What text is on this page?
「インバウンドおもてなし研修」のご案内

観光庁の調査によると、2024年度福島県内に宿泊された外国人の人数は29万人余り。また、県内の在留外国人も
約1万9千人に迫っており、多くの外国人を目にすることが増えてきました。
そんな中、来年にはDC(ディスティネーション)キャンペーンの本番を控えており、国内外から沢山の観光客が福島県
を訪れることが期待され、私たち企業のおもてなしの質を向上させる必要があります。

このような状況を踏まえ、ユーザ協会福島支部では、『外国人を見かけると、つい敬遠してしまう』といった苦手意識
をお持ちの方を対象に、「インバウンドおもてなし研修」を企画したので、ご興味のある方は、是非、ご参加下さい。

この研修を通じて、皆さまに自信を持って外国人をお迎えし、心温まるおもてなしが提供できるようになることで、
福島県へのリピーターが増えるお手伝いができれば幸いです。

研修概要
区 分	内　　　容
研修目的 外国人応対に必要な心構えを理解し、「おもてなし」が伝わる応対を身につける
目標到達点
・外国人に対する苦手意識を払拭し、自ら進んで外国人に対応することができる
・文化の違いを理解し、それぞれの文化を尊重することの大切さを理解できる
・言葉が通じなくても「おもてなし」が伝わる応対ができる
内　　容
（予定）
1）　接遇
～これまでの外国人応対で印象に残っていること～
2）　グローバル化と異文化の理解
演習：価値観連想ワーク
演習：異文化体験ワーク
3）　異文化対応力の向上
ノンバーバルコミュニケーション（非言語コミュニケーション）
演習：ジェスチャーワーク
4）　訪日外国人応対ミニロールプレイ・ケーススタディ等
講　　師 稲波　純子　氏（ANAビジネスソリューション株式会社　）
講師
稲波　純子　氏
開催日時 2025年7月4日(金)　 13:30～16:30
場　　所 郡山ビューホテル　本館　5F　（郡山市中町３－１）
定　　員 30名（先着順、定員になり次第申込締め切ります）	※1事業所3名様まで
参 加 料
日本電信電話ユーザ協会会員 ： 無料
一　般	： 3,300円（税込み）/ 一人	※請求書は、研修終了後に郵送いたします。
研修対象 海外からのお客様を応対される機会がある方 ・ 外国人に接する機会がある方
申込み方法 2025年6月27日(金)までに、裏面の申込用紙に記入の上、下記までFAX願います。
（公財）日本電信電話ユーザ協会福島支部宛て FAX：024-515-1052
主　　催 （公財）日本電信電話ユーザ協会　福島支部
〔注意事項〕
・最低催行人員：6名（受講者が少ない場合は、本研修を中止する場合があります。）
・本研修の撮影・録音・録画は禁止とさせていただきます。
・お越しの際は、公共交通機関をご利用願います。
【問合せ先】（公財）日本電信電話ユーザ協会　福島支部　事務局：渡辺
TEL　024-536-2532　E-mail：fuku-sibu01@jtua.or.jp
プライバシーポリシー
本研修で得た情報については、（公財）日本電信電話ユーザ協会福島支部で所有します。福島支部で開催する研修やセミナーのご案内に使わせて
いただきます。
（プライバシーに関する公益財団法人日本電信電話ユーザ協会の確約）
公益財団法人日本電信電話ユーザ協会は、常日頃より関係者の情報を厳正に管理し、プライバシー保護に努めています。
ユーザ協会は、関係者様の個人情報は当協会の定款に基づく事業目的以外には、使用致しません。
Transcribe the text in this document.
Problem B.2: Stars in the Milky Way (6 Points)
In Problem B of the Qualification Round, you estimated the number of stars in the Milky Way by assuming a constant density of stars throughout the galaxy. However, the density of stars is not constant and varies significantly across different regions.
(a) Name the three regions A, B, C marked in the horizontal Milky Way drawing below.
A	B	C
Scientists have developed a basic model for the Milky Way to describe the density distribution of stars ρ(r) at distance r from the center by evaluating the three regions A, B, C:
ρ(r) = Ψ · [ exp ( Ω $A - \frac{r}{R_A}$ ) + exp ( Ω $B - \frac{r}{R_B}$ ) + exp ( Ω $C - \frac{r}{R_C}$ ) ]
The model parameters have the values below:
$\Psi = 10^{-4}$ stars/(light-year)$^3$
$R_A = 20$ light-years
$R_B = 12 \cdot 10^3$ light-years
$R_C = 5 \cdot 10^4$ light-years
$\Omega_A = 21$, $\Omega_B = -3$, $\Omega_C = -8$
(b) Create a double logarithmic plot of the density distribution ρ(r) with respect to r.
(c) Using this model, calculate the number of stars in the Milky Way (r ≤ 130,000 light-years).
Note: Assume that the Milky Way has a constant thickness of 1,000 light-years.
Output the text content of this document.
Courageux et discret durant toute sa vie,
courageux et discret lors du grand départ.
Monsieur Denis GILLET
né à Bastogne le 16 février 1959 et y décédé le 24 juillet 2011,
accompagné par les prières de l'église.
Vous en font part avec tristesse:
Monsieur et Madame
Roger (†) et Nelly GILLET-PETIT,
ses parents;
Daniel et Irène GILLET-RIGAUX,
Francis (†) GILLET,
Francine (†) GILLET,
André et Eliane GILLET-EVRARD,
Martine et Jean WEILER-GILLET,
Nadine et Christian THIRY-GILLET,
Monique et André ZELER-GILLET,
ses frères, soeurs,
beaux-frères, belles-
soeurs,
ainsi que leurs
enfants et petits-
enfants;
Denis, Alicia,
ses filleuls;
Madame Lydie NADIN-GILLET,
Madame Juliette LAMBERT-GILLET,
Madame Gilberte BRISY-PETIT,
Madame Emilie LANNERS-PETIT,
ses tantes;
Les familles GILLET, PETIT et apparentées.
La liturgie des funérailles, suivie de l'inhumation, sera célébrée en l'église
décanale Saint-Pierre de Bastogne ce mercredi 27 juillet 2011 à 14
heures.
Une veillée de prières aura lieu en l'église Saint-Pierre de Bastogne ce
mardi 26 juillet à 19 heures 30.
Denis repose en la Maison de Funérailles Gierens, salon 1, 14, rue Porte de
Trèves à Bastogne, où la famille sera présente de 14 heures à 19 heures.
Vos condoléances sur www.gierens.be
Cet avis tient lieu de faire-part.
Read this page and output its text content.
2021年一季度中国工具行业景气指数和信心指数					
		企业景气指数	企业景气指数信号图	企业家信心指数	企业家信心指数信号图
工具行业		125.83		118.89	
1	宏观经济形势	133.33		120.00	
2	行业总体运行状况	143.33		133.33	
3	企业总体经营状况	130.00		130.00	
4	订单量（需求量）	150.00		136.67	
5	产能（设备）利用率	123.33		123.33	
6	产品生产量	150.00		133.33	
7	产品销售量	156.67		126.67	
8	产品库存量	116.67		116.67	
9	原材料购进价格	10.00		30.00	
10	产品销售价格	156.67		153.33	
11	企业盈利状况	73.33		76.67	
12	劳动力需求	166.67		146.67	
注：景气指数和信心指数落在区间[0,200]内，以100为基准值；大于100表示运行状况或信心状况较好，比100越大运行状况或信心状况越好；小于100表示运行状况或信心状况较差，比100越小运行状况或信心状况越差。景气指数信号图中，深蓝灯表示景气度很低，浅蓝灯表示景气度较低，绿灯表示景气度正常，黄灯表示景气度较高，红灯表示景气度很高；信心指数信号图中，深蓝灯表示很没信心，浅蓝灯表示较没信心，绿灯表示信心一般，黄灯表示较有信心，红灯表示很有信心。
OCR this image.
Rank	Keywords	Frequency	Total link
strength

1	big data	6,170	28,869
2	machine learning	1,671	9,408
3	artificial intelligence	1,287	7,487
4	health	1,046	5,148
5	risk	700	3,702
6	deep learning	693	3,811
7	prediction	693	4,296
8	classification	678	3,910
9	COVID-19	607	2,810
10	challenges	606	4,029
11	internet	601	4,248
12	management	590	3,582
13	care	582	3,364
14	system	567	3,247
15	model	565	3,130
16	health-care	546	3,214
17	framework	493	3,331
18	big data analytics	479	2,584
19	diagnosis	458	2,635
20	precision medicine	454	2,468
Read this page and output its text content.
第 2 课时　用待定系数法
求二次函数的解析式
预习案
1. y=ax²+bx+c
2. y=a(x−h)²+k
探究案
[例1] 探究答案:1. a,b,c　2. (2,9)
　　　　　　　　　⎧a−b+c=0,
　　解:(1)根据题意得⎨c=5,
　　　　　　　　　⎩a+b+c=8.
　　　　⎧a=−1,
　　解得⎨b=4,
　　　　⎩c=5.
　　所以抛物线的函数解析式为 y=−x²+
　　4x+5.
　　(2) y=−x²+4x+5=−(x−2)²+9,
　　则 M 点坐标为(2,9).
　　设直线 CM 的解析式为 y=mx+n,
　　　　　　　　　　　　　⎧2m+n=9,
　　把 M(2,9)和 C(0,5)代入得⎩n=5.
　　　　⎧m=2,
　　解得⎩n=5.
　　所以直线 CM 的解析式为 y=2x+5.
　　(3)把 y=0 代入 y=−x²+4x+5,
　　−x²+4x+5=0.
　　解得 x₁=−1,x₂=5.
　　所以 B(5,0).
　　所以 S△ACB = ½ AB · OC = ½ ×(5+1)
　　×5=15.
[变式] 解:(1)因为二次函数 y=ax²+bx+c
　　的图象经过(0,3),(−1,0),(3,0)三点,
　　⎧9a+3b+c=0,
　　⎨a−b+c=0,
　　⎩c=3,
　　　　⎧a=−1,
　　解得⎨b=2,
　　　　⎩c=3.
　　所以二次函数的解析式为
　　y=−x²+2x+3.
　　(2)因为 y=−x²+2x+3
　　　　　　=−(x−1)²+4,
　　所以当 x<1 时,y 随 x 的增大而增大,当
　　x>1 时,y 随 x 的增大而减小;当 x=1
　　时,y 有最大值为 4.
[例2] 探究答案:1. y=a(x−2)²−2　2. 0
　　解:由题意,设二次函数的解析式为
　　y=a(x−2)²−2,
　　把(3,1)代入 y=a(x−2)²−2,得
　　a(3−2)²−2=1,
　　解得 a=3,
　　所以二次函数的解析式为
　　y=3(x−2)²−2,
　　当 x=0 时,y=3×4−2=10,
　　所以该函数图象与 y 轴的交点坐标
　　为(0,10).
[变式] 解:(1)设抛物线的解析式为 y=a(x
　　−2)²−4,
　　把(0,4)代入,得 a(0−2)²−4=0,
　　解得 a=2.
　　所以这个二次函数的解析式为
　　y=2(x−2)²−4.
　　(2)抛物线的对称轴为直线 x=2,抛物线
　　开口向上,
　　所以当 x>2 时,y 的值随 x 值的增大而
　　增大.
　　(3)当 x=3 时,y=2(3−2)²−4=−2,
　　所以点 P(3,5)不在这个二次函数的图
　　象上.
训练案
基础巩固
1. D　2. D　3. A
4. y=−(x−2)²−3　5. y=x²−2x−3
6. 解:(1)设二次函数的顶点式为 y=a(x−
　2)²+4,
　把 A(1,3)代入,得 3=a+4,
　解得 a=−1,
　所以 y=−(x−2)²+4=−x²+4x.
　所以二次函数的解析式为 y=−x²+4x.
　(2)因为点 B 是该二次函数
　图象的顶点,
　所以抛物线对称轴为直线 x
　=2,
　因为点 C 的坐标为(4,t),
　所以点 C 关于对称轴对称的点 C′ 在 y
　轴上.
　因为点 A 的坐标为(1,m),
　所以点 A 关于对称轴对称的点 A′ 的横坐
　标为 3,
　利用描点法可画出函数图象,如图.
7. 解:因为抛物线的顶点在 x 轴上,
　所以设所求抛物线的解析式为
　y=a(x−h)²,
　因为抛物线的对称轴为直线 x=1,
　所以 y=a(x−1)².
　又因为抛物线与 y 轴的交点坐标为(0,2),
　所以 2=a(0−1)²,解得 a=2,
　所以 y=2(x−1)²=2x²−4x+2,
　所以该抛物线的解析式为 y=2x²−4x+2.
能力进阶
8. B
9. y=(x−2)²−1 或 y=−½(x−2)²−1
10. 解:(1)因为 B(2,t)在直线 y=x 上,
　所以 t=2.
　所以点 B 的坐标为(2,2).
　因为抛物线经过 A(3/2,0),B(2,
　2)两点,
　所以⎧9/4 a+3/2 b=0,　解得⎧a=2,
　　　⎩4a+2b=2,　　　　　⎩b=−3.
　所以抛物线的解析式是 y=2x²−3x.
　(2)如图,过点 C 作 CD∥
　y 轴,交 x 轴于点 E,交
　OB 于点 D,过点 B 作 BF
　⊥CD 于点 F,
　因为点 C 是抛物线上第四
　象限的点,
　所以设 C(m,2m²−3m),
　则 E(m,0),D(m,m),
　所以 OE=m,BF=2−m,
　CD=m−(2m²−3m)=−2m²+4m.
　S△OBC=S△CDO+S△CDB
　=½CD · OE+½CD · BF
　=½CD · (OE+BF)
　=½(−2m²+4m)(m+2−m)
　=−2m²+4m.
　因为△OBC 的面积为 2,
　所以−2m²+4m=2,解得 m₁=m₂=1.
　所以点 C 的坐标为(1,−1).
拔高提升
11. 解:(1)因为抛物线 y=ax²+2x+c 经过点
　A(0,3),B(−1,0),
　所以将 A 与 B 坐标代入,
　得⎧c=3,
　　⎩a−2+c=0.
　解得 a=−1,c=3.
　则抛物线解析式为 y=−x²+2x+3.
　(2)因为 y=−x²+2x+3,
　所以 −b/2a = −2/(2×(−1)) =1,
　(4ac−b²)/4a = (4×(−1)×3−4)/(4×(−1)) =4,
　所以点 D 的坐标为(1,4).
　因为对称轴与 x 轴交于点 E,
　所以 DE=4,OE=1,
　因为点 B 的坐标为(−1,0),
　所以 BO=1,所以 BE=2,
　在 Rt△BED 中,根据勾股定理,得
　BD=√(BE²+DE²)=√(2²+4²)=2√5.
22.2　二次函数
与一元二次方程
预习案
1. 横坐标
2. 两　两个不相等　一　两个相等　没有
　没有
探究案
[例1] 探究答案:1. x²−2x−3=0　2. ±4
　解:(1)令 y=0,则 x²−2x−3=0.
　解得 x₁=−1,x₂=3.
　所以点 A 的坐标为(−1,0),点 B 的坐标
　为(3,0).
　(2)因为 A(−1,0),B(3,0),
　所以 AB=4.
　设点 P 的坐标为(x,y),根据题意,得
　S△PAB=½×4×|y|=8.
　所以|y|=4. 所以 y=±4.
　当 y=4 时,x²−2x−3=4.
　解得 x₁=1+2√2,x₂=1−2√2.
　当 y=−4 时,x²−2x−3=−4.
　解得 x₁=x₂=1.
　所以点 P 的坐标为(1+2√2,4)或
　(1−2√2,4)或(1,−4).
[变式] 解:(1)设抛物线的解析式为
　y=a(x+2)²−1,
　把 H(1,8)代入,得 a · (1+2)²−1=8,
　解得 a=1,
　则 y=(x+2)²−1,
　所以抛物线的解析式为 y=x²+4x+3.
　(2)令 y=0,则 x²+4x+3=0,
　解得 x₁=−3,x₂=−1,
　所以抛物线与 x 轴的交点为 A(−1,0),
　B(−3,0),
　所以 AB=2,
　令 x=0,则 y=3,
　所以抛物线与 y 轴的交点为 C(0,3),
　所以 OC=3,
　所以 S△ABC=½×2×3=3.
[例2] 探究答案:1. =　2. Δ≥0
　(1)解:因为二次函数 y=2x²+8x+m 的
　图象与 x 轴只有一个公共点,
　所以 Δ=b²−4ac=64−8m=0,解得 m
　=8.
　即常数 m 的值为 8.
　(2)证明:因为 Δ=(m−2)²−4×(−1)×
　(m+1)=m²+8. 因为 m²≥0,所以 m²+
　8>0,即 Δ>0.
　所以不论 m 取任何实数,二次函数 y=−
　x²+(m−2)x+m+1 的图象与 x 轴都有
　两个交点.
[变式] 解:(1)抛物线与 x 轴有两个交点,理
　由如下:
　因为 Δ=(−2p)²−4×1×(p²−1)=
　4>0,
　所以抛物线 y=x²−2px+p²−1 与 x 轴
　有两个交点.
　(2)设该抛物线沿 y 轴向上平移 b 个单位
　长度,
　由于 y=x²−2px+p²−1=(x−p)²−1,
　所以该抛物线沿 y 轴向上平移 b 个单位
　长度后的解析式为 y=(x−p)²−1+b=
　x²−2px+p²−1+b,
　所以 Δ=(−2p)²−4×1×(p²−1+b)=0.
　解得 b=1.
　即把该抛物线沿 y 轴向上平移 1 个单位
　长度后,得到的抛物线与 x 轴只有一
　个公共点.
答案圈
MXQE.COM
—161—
------------------------------------------------
SHORT TASK: Find the word "église" in the entries above and gather every line that holds it.

OUTPUT OF THE EXERCISE:
accompagné par les prières de l'église.
La liturgie des funérailles, suivie de l'inhumation, sera célébrée en l'église
Une veillée de prières aura lieu en l'église Saint-Pierre de Bastogne ce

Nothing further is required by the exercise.